• Your goal: Copy nothing but the text: reproduce each line of the listing exactly and leave the pictures out.
**** Available records ****
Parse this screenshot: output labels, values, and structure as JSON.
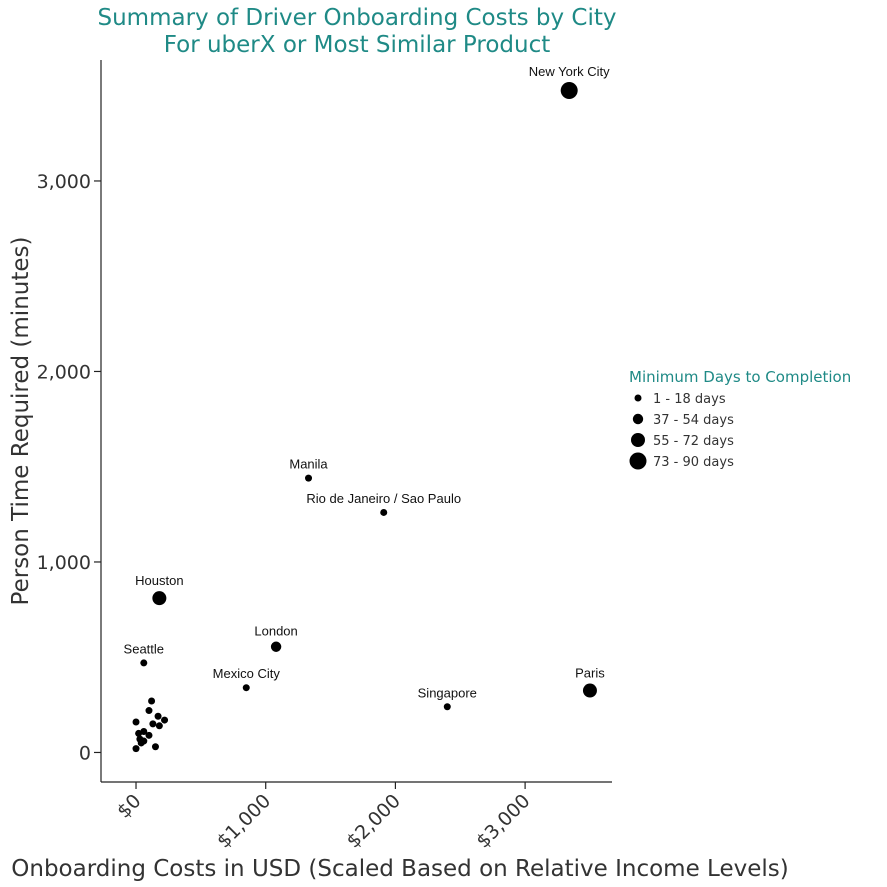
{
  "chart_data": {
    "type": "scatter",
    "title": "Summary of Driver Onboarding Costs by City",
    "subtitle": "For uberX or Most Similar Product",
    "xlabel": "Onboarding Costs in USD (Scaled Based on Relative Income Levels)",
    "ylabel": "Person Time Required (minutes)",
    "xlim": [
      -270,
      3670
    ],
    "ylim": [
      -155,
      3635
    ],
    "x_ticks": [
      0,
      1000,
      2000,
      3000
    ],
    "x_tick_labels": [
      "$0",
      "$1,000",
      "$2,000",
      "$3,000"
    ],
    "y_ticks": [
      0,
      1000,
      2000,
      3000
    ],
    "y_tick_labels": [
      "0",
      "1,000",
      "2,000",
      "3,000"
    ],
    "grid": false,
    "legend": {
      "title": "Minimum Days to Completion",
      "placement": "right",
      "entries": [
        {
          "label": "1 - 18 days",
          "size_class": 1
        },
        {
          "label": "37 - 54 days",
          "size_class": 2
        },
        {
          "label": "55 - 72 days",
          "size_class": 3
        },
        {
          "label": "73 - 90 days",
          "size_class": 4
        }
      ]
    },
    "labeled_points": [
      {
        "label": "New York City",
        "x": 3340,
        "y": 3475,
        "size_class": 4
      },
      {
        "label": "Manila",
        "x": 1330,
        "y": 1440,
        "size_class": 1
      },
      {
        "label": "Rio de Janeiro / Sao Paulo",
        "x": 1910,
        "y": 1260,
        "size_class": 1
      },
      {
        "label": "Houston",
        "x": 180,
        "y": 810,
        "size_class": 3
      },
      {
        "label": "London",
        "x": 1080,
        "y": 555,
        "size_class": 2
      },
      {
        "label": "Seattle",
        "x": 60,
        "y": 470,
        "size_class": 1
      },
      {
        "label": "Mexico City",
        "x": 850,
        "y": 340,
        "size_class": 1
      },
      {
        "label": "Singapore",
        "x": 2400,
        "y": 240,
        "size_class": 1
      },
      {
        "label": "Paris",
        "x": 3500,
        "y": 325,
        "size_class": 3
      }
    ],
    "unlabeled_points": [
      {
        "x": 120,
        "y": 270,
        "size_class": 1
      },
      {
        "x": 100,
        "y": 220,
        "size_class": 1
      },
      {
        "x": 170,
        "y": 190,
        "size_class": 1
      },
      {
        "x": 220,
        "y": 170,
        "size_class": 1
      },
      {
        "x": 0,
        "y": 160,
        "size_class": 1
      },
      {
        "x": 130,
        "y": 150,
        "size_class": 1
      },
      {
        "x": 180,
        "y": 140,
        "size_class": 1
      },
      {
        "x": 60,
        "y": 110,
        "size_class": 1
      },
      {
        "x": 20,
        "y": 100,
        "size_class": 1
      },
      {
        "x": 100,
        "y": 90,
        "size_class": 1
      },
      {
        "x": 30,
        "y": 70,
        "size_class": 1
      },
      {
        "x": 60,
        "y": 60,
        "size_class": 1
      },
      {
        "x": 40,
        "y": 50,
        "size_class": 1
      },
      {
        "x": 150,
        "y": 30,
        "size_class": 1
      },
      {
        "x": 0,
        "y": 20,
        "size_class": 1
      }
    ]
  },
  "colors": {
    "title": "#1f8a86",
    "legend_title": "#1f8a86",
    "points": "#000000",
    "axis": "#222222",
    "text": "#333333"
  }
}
****
• Completed exercise:
Parse this screenshot: output labels, values, and structure as JSON.
{
  "chart_data": {
    "type": "scatter",
    "title": "Summary of Driver Onboarding Costs by City",
    "subtitle": "For uberX or Most Similar Product",
    "xlabel": "Onboarding Costs in USD (Scaled Based on Relative Income Levels)",
    "ylabel": "Person Time Required (minutes)",
    "xlim": [
      -270,
      3670
    ],
    "ylim": [
      -155,
      3635
    ],
    "x_ticks": [
      0,
      1000,
      2000,
      3000
    ],
    "x_tick_labels": [
      "$0",
      "$1,000",
      "$2,000",
      "$3,000"
    ],
    "y_ticks": [
      0,
      1000,
      2000,
      3000
    ],
    "y_tick_labels": [
      "0",
      "1,000",
      "2,000",
      "3,000"
    ],
    "grid": false,
    "legend": {
      "title": "Minimum Days to Completion",
      "placement": "right",
      "entries": [
        {
          "label": "1 - 18 days",
          "size_class": 1
        },
        {
          "label": "37 - 54 days",
          "size_class": 2
        },
        {
          "label": "55 - 72 days",
          "size_class": 3
        },
        {
          "label": "73 - 90 days",
          "size_class": 4
        }
      ]
    },
    "labeled_points": [
      {
        "label": "New York City",
        "x": 3340,
        "y": 3475,
        "size_class": 4
      },
      {
        "label": "Manila",
        "x": 1330,
        "y": 1440,
        "size_class": 1
      },
      {
        "label": "Rio de Janeiro / Sao Paulo",
        "x": 1910,
        "y": 1260,
        "size_class": 1
      },
      {
        "label": "Houston",
        "x": 180,
        "y": 810,
        "size_class": 3
      },
      {
        "label": "London",
        "x": 1080,
        "y": 555,
        "size_class": 2
      },
      {
        "label": "Seattle",
        "x": 60,
        "y": 470,
        "size_class": 1
      },
      {
        "label": "Mexico City",
        "x": 850,
        "y": 340,
        "size_class": 1
      },
      {
        "label": "Singapore",
        "x": 2400,
        "y": 240,
        "size_class": 1
      },
      {
        "label": "Paris",
        "x": 3500,
        "y": 325,
        "size_class": 3
      }
    ],
    "unlabeled_points": [
      {
        "x": 120,
        "y": 270,
        "size_class": 1
      },
      {
        "x": 100,
        "y": 220,
        "size_class": 1
      },
      {
        "x": 170,
        "y": 190,
        "size_class": 1
      },
      {
        "x": 220,
        "y": 170,
        "size_class": 1
      },
      {
        "x": 0,
        "y": 160,
        "size_class": 1
      },
      {
        "x": 130,
        "y": 150,
        "size_class": 1
      },
      {
        "x": 180,
        "y": 140,
        "size_class": 1
      },
      {
        "x": 60,
        "y": 110,
        "size_class": 1
      },
      {
        "x": 20,
        "y": 100,
        "size_class": 1
      },
      {
        "x": 100,
        "y": 90,
        "size_class": 1
      },
      {
        "x": 30,
        "y": 70,
        "size_class": 1
      },
      {
        "x": 60,
        "y": 60,
        "size_class": 1
      },
      {
        "x": 40,
        "y": 50,
        "size_class": 1
      },
      {
        "x": 150,
        "y": 30,
        "size_class": 1
      },
      {
        "x": 0,
        "y": 20,
        "size_class": 1
      }
    ]
  },
  "colors": {
    "title": "#1f8a86",
    "legend_title": "#1f8a86",
    "points": "#000000",
    "axis": "#222222",
    "text": "#333333"
  }
}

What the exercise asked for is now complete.